• Work to complete: From the entries that follow, list every line in which the string "Artillery" appears.

— START —

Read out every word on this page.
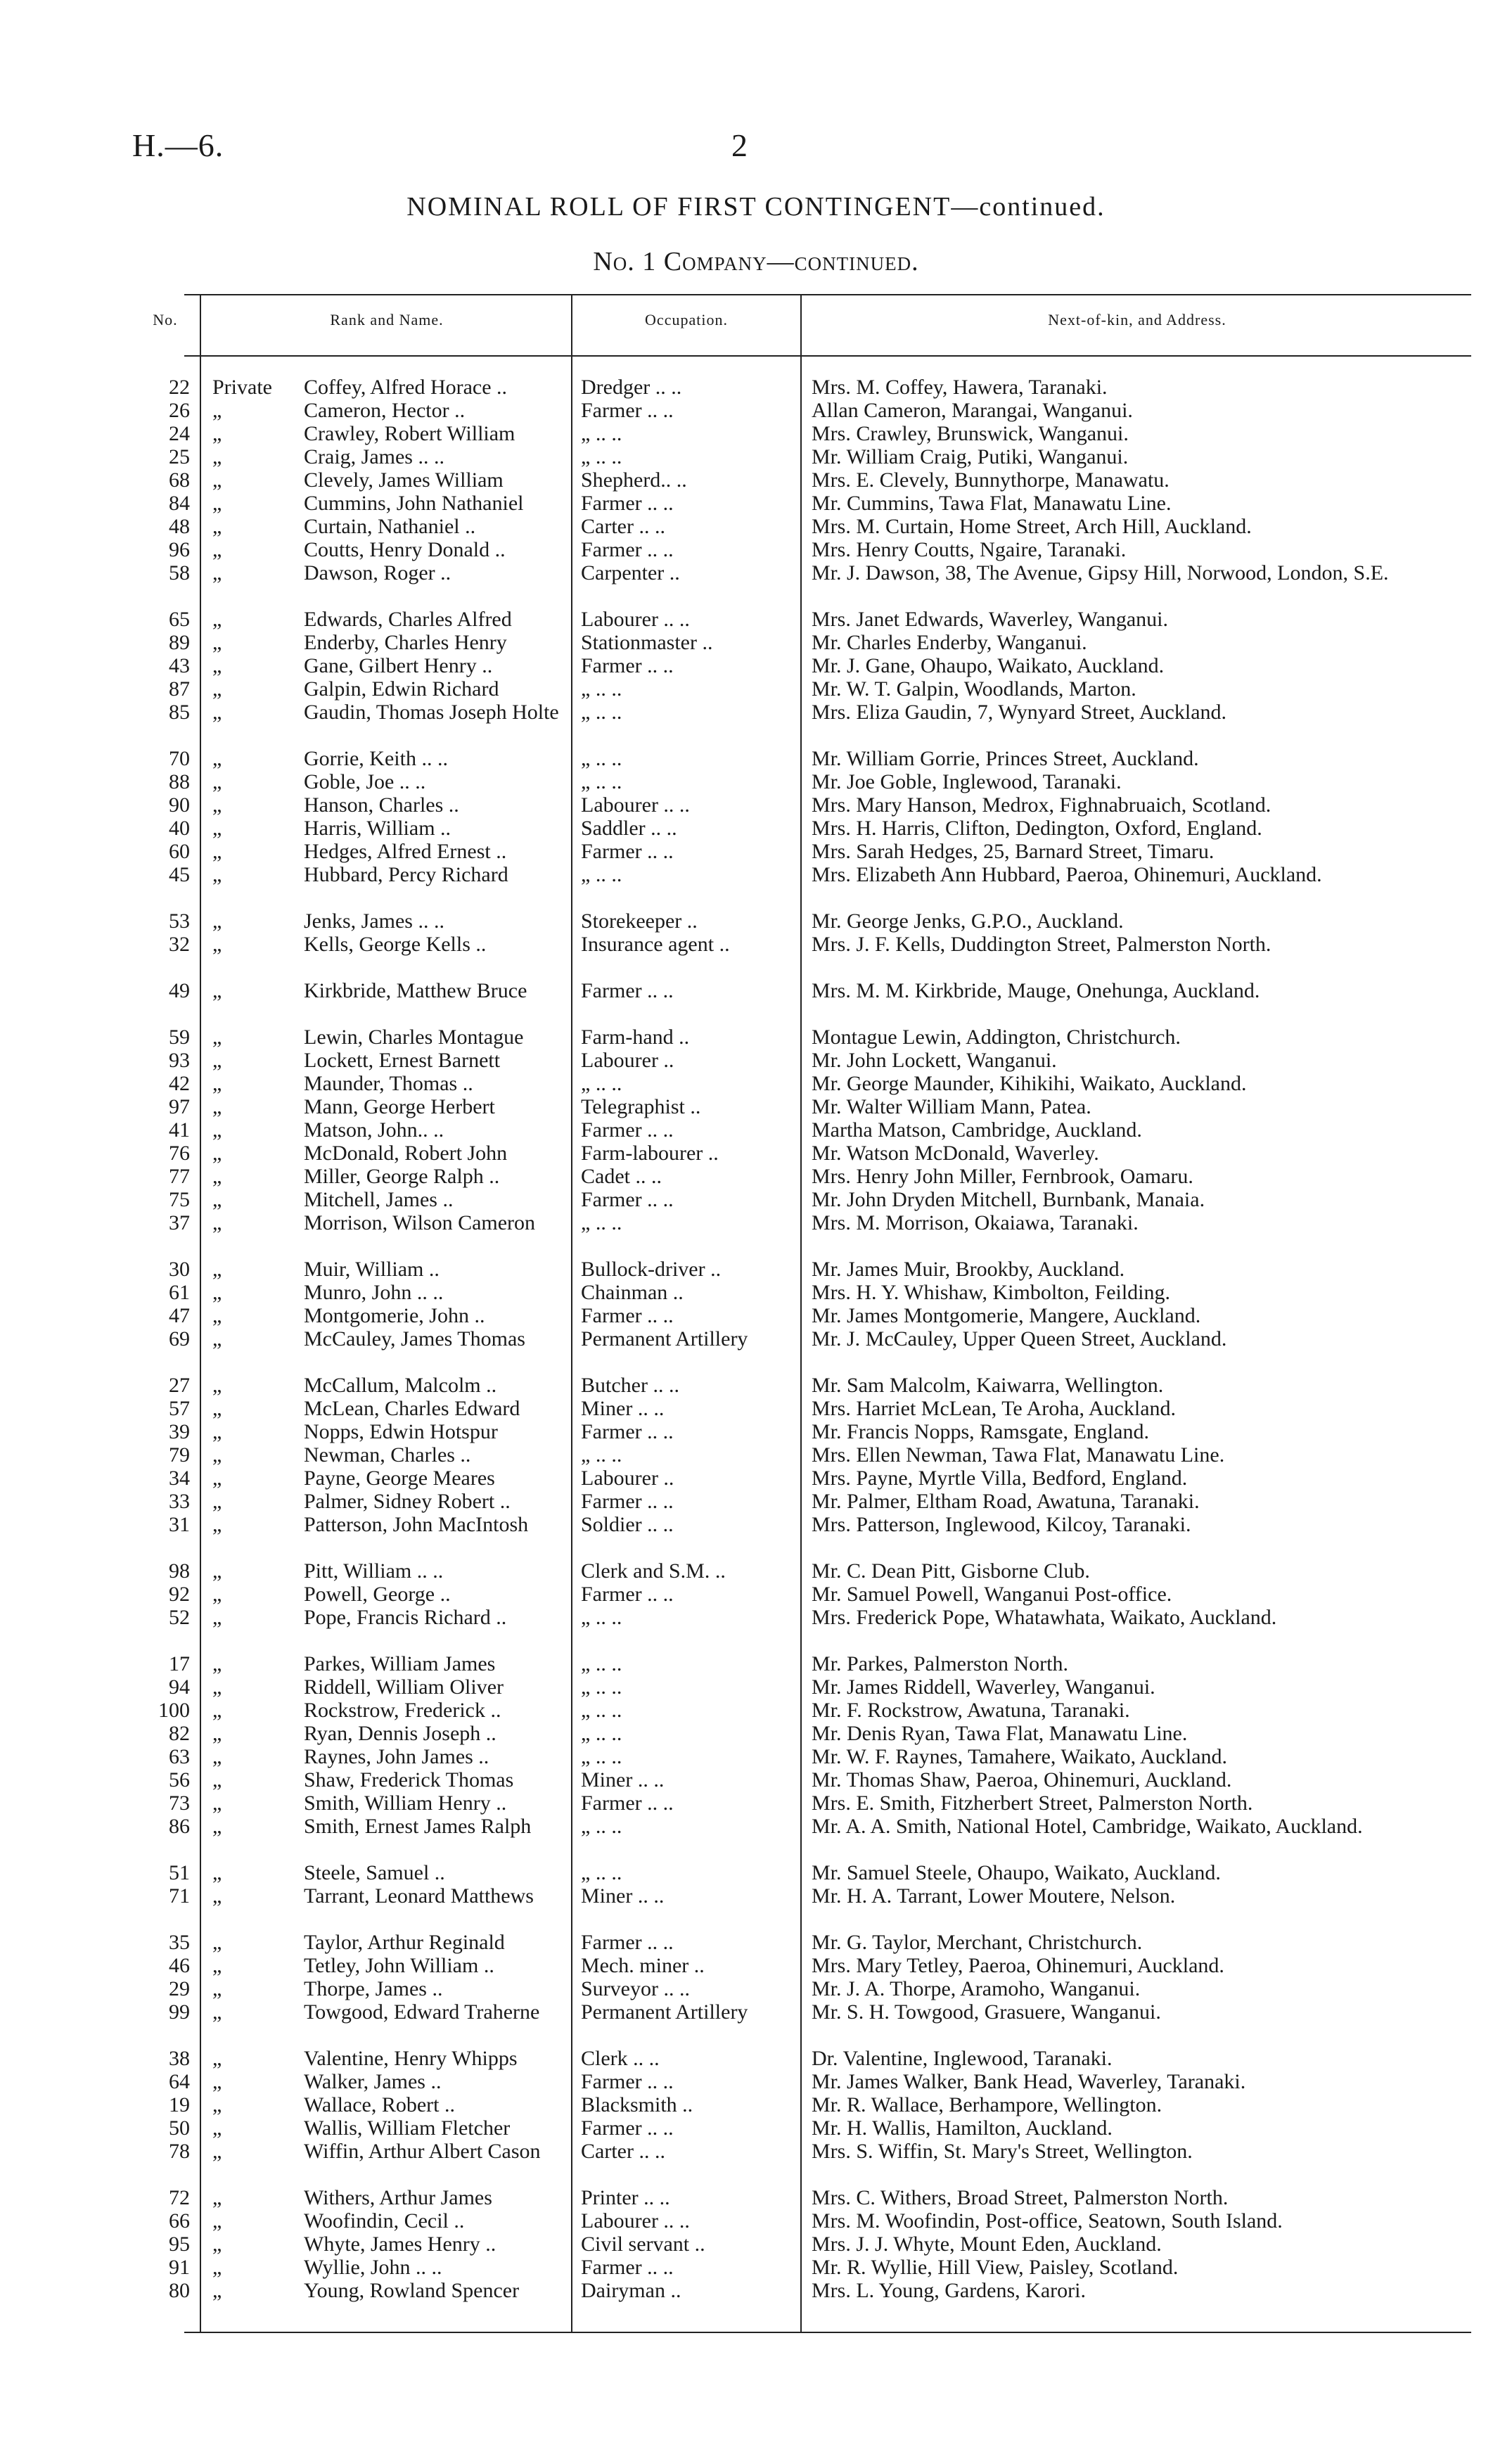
H.—6.	2
NOMINAL ROLL OF FIRST CONTINGENT—continued.
No. 1 Company—continued.
No.	Rank and Name.	Occupation.	Next-of-kin, and Address.
22 Private	Coffey, Alfred Horace ..	Dredger .. ..	Mrs. M. Coffey, Hawera, Taranaki.
26 „	Cameron, Hector ..	Farmer .. ..	Allan Cameron, Marangai, Wanganui.
24 „	Crawley, Robert William	„ .. ..	Mrs. Crawley, Brunswick, Wanganui.
25 „	Craig, James .. ..	„ .. ..	Mr. William Craig, Putiki, Wanganui.
68 „	Clevely, James William	Shepherd.. ..	Mrs. E. Clevely, Bunnythorpe, Manawatu.
84 „	Cummins, John Nathaniel	Farmer .. ..	Mr. Cummins, Tawa Flat, Manawatu Line.
48 „	Curtain, Nathaniel ..	Carter .. ..	Mrs. M. Curtain, Home Street, Arch Hill, Auckland.
96 „	Coutts, Henry Donald ..	Farmer .. ..	Mrs. Henry Coutts, Ngaire, Taranaki.
58 „	Dawson, Roger ..	Carpenter ..	Mr. J. Dawson, 38, The Avenue, Gipsy Hill, Norwood, London, S.E.
65 „	Edwards, Charles Alfred	Labourer .. ..	Mrs. Janet Edwards, Waverley, Wanganui.
89 „	Enderby, Charles Henry	Stationmaster ..	Mr. Charles Enderby, Wanganui.
43 „	Gane, Gilbert Henry ..	Farmer .. ..	Mr. J. Gane, Ohaupo, Waikato, Auckland.
87 „	Galpin, Edwin Richard	„ .. ..	Mr. W. T. Galpin, Woodlands, Marton.
85 „	Gaudin, Thomas Joseph Holte „ .. ..	Mrs. Eliza Gaudin, 7, Wynyard Street, Auckland.
70 „	Gorrie, Keith .. ..	„ .. ..	Mr. William Gorrie, Princes Street, Auckland.
88 „	Goble, Joe .. ..	„ .. ..	Mr. Joe Goble, Inglewood, Taranaki.
90 „	Hanson, Charles ..	Labourer .. ..	Mrs. Mary Hanson, Medrox, Fighnabruaich, Scotland.
40 „	Harris, William ..	Saddler .. ..	Mrs. H. Harris, Clifton, Dedington, Oxford, England.
60 „	Hedges, Alfred Ernest ..	Farmer .. ..	Mrs. Sarah Hedges, 25, Barnard Street, Timaru.
45 „	Hubbard, Percy Richard	„ .. ..	Mrs. Elizabeth Ann Hubbard, Paeroa, Ohinemuri, Auckland.
53 „	Jenks, James .. ..	Storekeeper ..	Mr. George Jenks, G.P.O., Auckland.
32 „	Kells, George Kells ..	Insurance agent ..	Mrs. J. F. Kells, Duddington Street, Palmerston North.
49 „	Kirkbride, Matthew Bruce	Farmer .. ..	Mrs. M. M. Kirkbride, Mauge, Onehunga, Auckland.
59 „	Lewin, Charles Montague	Farm-hand ..	Montague Lewin, Addington, Christchurch.
93 „	Lockett, Ernest Barnett	Labourer ..	Mr. John Lockett, Wanganui.
42 „	Maunder, Thomas ..	„ .. ..	Mr. George Maunder, Kihikihi, Waikato, Auckland.
97 „	Mann, George Herbert	Telegraphist ..	Mr. Walter William Mann, Patea.
41 „	Matson, John.. ..	Farmer .. ..	Martha Matson, Cambridge, Auckland.
76 „	McDonald, Robert John	Farm-labourer ..	Mr. Watson McDonald, Waverley.
77 „	Miller, George Ralph ..	Cadet .. ..	Mrs. Henry John Miller, Fernbrook, Oamaru.
75 „	Mitchell, James ..	Farmer .. ..	Mr. John Dryden Mitchell, Burnbank, Manaia.
37 „	Morrison, Wilson Cameron	„ .. ..	Mrs. M. Morrison, Okaiawa, Taranaki.
30 „	Muir, William ..	Bullock-driver ..	Mr. James Muir, Brookby, Auckland.
61 „	Munro, John .. ..	Chainman ..	Mrs. H. Y. Whishaw, Kimbolton, Feilding.
47 „	Montgomerie, John ..	Farmer .. ..	Mr. James Montgomerie, Mangere, Auckland.
69 „	McCauley, James Thomas	Permanent Artillery	Mr. J. McCauley, Upper Queen Street, Auckland.
27 „	McCallum, Malcolm ..	Butcher .. ..	Mr. Sam Malcolm, Kaiwarra, Wellington.
57 „	McLean, Charles Edward	Miner .. ..	Mrs. Harriet McLean, Te Aroha, Auckland.
39 „	Nopps, Edwin Hotspur	Farmer .. ..	Mr. Francis Nopps, Ramsgate, England.
79 „	Newman, Charles ..	„ .. ..	Mrs. Ellen Newman, Tawa Flat, Manawatu Line.
34 „	Payne, George Meares	Labourer ..	Mrs. Payne, Myrtle Villa, Bedford, England.
33 „	Palmer, Sidney Robert ..	Farmer .. ..	Mr. Palmer, Eltham Road, Awatuna, Taranaki.
31 „	Patterson, John MacIntosh	Soldier .. ..	Mrs. Patterson, Inglewood, Kilcoy, Taranaki.
98 „	Pitt, William .. ..	Clerk and S.M. ..	Mr. C. Dean Pitt, Gisborne Club.
92 „	Powell, George ..	Farmer .. ..	Mr. Samuel Powell, Wanganui Post-office.
52 „	Pope, Francis Richard ..	„ .. ..	Mrs. Frederick Pope, Whatawhata, Waikato, Auckland.
17 „	Parkes, William James	„ .. ..	Mr. Parkes, Palmerston North.
94 „	Riddell, William Oliver	„ .. ..	Mr. James Riddell, Waverley, Wanganui.
100 „	Rockstrow, Frederick ..	„ .. ..	Mr. F. Rockstrow, Awatuna, Taranaki.
82 „	Ryan, Dennis Joseph ..	„ .. ..	Mr. Denis Ryan, Tawa Flat, Manawatu Line.
63 „	Raynes, John James ..	„ .. ..	Mr. W. F. Raynes, Tamahere, Waikato, Auckland.
56 „	Shaw, Frederick Thomas	Miner .. ..	Mr. Thomas Shaw, Paeroa, Ohinemuri, Auckland.
73 „	Smith, William Henry ..	Farmer .. ..	Mrs. E. Smith, Fitzherbert Street, Palmerston North.
86 „	Smith, Ernest James Ralph	„ .. ..	Mr. A. A. Smith, National Hotel, Cambridge, Waikato, Auckland.
51 „	Steele, Samuel ..	„ .. ..	Mr. Samuel Steele, Ohaupo, Waikato, Auckland.
71 „	Tarrant, Leonard Matthews	Miner .. ..	Mr. H. A. Tarrant, Lower Moutere, Nelson.
35 „	Taylor, Arthur Reginald	Farmer .. ..	Mr. G. Taylor, Merchant, Christchurch.
46 „	Tetley, John William ..	Mech. miner ..	Mrs. Mary Tetley, Paeroa, Ohinemuri, Auckland.
29 „	Thorpe, James ..	Surveyor .. ..	Mr. J. A. Thorpe, Aramoho, Wanganui.
99 „	Towgood, Edward Traherne	Permanent Artillery	Mr. S. H. Towgood, Grasuere, Wanganui.
38 „	Valentine, Henry Whipps	Clerk .. ..	Dr. Valentine, Inglewood, Taranaki.
64 „	Walker, James ..	Farmer .. ..	Mr. James Walker, Bank Head, Waverley, Taranaki.
19 „	Wallace, Robert ..	Blacksmith ..	Mr. R. Wallace, Berhampore, Wellington.
50 „	Wallis, William Fletcher	Farmer .. ..	Mr. H. Wallis, Hamilton, Auckland.
78 „	Wiffin, Arthur Albert Cason	Carter .. ..	Mrs. S. Wiffin, St. Mary's Street, Wellington.
72 „	Withers, Arthur James	Printer .. ..	Mrs. C. Withers, Broad Street, Palmerston North.
66 „	Woofindin, Cecil ..	Labourer .. ..	Mrs. M. Woofindin, Post-office, Seatown, South Island.
95 „	Whyte, James Henry ..	Civil servant ..	Mrs. J. J. Whyte, Mount Eden, Auckland.
91 „	Wyllie, John .. ..	Farmer .. ..	Mr. R. Wyllie, Hill View, Paisley, Scotland.
80 „	Young, Rowland Spencer	Dairyman ..	Mrs. L. Young, Gardens, Karori.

— END —

• In response:
69 „	McCauley, James Thomas	Permanent Artillery	Mr. J. McCauley, Upper Queen Street, Auckland.
99 „	Towgood, Edward Traherne	Permanent Artillery	Mr. S. H. Towgood, Grasuere, Wanganui.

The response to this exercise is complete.